Start of Record list

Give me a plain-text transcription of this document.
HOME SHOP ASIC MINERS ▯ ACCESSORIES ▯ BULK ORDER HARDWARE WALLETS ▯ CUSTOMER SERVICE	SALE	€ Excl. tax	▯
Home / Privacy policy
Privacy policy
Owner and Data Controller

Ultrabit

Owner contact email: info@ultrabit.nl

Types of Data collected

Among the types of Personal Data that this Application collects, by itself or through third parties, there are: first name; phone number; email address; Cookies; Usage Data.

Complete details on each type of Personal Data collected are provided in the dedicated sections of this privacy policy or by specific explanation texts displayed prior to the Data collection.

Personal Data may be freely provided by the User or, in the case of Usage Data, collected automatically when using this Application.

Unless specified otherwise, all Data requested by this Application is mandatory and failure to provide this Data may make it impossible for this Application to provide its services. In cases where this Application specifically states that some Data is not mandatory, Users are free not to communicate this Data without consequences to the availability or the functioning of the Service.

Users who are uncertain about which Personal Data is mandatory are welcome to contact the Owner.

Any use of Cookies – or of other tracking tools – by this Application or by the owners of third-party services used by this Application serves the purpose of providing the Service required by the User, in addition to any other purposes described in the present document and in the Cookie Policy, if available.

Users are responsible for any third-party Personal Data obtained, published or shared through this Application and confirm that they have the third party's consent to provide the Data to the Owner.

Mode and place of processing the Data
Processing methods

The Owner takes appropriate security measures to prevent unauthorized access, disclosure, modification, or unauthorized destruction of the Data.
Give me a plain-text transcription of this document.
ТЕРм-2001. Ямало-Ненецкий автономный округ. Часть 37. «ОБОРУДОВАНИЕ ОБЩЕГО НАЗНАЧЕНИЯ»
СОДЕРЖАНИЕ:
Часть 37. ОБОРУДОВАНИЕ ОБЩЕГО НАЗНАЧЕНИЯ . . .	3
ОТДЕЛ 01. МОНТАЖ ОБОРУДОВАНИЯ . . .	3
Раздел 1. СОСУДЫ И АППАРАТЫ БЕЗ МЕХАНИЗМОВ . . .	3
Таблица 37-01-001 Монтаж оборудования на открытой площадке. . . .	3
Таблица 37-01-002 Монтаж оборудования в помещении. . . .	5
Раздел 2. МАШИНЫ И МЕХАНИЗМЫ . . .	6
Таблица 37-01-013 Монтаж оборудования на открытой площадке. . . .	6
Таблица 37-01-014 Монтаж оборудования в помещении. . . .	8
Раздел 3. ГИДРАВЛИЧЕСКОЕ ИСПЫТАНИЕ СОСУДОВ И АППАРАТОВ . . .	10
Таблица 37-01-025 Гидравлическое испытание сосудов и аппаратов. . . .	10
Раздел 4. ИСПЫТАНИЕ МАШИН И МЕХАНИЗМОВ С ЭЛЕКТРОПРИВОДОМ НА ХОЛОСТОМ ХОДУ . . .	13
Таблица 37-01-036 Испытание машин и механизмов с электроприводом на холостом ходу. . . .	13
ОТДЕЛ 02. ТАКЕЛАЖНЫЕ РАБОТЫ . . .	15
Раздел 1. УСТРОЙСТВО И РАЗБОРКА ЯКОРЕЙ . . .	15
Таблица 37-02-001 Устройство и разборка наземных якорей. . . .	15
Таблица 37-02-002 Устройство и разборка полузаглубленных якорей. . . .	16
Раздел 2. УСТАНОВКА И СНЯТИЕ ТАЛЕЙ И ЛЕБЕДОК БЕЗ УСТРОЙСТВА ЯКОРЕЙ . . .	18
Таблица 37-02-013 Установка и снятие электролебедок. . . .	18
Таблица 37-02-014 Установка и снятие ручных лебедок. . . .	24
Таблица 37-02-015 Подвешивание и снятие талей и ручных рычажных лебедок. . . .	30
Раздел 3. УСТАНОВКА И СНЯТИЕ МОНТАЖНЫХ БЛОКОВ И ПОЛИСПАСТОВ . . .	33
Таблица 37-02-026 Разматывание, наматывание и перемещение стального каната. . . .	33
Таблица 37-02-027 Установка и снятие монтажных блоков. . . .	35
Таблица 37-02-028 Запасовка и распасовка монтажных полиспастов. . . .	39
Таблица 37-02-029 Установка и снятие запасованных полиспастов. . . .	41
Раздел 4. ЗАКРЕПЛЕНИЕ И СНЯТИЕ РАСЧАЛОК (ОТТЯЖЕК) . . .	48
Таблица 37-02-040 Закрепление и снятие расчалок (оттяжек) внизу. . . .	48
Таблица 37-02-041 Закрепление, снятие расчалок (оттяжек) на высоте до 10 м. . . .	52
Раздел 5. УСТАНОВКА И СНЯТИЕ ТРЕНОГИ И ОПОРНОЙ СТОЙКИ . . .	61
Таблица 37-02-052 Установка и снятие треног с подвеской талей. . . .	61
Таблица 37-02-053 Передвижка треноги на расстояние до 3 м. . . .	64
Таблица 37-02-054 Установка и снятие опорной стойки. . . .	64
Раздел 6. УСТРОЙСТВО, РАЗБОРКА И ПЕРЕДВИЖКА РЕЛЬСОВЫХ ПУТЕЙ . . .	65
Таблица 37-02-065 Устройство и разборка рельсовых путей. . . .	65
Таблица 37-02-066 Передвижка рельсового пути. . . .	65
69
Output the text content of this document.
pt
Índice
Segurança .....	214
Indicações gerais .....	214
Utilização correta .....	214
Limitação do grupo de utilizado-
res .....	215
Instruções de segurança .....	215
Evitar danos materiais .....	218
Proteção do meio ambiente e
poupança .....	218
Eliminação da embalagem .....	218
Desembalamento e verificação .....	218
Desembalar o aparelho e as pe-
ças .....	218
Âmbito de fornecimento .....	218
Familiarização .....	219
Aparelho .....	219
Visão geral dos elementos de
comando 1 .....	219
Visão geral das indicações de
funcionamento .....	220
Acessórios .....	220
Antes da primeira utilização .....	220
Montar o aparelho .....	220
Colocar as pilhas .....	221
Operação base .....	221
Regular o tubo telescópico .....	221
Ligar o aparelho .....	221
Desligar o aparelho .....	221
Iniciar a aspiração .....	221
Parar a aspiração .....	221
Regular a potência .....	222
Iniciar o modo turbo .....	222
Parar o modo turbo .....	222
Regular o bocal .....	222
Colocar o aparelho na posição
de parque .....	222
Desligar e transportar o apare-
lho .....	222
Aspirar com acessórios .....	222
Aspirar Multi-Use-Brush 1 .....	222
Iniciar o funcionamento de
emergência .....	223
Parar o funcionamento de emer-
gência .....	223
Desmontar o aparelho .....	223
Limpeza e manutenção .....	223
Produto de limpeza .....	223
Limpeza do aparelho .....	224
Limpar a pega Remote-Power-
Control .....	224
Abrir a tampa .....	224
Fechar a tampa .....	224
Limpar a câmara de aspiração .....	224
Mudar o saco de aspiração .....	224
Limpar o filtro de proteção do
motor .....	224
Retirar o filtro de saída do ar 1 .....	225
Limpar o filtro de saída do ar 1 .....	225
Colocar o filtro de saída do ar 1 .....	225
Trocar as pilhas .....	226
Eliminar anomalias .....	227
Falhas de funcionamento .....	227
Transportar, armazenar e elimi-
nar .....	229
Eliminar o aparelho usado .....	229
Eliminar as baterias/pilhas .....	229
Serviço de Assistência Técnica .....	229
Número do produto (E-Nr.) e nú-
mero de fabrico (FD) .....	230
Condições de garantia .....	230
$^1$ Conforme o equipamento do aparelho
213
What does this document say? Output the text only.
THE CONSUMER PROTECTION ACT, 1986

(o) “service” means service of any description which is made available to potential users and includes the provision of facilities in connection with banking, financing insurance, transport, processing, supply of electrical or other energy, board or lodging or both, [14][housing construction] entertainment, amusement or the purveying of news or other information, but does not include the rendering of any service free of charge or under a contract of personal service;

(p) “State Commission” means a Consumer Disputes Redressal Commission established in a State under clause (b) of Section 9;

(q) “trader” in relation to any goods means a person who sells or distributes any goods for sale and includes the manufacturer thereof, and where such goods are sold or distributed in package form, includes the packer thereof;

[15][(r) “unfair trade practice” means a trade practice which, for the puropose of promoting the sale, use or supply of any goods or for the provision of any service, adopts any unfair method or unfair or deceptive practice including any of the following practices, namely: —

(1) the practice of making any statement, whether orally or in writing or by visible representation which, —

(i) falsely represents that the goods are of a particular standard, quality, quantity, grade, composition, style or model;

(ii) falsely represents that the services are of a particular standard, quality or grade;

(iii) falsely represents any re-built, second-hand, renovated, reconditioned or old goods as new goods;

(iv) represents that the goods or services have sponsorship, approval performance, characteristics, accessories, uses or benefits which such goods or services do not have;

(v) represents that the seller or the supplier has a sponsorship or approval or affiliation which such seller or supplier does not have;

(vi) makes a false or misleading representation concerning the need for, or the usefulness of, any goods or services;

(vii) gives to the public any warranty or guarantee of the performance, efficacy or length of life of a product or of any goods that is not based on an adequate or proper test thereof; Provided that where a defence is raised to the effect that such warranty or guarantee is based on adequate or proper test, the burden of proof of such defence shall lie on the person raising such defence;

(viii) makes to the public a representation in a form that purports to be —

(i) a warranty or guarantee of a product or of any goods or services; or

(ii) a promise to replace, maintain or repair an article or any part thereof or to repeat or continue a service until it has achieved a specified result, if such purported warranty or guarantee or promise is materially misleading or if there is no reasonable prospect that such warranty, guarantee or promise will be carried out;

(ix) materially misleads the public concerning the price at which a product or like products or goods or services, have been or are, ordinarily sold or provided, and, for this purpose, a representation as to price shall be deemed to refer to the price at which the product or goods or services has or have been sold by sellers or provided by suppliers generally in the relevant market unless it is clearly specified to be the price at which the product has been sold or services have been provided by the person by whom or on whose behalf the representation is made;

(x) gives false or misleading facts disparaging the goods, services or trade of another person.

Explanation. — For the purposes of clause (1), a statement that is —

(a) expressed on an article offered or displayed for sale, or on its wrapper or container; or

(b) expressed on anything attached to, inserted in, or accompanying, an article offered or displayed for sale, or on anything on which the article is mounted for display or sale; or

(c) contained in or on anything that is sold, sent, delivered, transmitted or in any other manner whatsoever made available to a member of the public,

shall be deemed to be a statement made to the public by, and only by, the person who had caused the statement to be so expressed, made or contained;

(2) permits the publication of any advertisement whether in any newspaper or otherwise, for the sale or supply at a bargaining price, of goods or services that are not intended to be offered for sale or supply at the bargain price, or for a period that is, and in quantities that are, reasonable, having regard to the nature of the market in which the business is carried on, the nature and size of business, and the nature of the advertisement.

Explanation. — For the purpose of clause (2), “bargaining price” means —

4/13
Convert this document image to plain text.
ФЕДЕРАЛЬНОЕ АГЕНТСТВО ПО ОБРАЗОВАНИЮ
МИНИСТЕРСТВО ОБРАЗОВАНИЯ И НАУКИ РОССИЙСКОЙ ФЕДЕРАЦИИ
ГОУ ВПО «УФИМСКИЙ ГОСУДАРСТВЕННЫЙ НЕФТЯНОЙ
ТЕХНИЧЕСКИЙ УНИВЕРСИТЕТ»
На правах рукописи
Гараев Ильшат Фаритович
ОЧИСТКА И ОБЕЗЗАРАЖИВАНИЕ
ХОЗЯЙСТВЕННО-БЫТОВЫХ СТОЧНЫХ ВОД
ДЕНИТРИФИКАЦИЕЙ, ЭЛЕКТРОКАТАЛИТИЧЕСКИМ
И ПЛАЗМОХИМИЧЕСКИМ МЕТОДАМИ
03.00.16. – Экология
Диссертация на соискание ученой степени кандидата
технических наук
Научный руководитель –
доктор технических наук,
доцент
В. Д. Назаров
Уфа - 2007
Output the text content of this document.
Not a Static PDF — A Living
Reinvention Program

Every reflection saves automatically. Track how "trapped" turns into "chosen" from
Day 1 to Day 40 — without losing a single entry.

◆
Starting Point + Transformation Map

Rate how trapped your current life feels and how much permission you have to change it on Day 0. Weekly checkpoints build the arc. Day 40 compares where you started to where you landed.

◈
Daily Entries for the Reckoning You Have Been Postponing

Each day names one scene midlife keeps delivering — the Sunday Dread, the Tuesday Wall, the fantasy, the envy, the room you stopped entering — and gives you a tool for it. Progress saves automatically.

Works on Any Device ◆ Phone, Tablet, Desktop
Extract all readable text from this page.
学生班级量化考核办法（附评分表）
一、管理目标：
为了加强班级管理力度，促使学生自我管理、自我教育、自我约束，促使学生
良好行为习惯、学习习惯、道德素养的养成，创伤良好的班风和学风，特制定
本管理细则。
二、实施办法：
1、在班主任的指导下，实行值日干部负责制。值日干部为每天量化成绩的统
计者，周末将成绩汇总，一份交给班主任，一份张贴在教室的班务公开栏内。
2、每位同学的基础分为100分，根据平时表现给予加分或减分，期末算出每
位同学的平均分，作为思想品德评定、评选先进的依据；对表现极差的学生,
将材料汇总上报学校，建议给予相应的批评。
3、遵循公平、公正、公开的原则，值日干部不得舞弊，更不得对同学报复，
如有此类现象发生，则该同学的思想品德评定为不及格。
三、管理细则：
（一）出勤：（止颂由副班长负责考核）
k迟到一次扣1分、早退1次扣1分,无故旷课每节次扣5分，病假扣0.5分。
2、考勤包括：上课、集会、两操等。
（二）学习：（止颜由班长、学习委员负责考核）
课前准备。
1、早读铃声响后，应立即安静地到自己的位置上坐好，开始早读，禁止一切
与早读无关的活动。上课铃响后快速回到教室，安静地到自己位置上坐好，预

End of Record list

Task requirements:
Extract every line containing the string "geral" from the data above.

Answer:
Visão geral dos elementos de
Visão geral das indicações de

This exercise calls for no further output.